Where a line holds the word "years", copy that line.

------

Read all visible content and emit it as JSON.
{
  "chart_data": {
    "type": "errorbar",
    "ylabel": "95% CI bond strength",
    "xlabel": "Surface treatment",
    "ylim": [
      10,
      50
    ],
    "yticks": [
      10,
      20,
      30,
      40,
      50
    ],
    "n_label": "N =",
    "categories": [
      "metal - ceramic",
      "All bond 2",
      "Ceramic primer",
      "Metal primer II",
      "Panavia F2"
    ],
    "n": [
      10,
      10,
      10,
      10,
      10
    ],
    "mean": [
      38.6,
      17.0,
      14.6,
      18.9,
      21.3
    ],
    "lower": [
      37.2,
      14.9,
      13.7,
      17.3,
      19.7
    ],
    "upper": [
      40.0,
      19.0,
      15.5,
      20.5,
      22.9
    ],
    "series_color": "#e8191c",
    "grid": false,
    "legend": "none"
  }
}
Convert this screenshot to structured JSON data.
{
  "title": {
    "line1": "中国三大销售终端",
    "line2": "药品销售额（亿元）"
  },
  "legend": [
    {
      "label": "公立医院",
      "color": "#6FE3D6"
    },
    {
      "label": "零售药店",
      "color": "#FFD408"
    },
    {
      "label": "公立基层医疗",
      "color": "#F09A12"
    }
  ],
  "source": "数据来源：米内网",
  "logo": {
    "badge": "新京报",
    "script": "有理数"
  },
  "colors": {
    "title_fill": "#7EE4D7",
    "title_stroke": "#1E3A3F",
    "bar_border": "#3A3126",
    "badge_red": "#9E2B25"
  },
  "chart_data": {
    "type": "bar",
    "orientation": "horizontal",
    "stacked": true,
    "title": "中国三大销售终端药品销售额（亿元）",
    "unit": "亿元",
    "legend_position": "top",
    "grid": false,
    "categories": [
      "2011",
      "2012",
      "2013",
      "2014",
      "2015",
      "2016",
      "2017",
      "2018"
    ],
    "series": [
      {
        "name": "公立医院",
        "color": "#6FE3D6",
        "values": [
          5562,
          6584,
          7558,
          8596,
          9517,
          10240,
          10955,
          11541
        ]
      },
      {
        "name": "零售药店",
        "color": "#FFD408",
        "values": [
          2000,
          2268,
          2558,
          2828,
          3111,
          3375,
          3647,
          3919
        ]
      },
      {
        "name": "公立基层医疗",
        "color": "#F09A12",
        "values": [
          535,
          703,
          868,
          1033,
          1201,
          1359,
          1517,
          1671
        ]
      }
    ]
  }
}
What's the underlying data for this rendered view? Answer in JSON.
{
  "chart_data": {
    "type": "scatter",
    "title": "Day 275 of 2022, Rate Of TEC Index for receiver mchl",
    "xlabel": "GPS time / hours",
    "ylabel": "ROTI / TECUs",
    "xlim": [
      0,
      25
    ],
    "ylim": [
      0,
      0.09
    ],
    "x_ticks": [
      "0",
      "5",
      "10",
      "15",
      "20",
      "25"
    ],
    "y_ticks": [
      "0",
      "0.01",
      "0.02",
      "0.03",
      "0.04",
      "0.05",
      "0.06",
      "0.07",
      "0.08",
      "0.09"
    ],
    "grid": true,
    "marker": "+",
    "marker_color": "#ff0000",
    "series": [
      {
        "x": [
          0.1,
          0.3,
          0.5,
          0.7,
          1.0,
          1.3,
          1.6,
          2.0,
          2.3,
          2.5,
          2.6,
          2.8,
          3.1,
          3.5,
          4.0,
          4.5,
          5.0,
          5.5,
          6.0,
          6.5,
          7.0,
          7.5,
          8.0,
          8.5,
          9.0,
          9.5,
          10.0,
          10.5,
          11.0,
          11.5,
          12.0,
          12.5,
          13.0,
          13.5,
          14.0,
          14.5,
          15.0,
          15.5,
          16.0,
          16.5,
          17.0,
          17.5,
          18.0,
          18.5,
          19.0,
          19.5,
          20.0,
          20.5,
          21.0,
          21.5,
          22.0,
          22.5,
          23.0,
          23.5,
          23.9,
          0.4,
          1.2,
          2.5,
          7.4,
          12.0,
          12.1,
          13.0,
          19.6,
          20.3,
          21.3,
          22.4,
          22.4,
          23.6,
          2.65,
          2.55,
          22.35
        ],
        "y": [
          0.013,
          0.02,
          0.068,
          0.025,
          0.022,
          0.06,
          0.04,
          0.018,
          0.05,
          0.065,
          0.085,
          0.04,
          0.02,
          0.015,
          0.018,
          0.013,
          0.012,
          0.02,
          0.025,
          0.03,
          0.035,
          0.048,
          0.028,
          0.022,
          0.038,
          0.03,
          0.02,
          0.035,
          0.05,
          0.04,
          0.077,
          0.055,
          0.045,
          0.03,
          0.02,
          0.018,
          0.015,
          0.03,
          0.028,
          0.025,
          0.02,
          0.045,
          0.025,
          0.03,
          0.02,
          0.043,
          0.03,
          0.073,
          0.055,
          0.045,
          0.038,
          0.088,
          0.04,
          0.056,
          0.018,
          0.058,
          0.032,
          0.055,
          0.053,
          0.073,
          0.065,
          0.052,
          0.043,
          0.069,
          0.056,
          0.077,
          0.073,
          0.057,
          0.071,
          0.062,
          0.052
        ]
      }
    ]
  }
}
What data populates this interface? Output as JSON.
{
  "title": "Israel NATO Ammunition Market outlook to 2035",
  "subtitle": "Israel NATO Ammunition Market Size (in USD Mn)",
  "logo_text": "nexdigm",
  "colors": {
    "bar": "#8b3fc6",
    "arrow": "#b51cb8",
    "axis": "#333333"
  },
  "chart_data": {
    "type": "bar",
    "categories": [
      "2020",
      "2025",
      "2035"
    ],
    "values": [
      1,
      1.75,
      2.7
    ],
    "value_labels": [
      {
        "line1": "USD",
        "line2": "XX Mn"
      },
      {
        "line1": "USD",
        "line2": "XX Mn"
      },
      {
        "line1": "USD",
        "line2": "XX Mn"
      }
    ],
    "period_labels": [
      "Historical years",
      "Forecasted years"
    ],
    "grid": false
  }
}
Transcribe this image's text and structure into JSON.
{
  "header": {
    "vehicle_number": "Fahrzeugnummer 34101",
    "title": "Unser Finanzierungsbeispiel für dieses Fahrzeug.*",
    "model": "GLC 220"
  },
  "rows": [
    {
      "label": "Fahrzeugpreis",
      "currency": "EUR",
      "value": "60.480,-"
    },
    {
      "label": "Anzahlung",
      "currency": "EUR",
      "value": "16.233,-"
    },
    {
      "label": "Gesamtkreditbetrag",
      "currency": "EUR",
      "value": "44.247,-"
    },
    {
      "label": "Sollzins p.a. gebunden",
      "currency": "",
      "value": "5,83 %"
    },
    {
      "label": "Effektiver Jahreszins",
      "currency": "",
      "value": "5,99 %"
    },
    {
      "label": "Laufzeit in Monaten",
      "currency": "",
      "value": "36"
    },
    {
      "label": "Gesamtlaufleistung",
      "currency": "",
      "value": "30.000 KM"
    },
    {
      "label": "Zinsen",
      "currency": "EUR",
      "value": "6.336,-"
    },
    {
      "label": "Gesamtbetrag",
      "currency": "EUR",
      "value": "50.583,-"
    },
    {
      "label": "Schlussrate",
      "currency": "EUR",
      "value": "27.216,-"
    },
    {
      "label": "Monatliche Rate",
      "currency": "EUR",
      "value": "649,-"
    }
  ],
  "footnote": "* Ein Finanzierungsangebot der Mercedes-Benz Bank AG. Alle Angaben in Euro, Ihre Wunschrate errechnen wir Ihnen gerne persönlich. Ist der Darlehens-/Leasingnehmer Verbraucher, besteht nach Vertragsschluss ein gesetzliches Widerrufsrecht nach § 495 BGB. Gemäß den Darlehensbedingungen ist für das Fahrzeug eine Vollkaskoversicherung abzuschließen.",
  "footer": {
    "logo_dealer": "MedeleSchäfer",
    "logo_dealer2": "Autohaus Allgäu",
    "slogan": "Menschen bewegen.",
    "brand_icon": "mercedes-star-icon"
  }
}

------

• _In response_
      "Historical years",
      "Forecasted years"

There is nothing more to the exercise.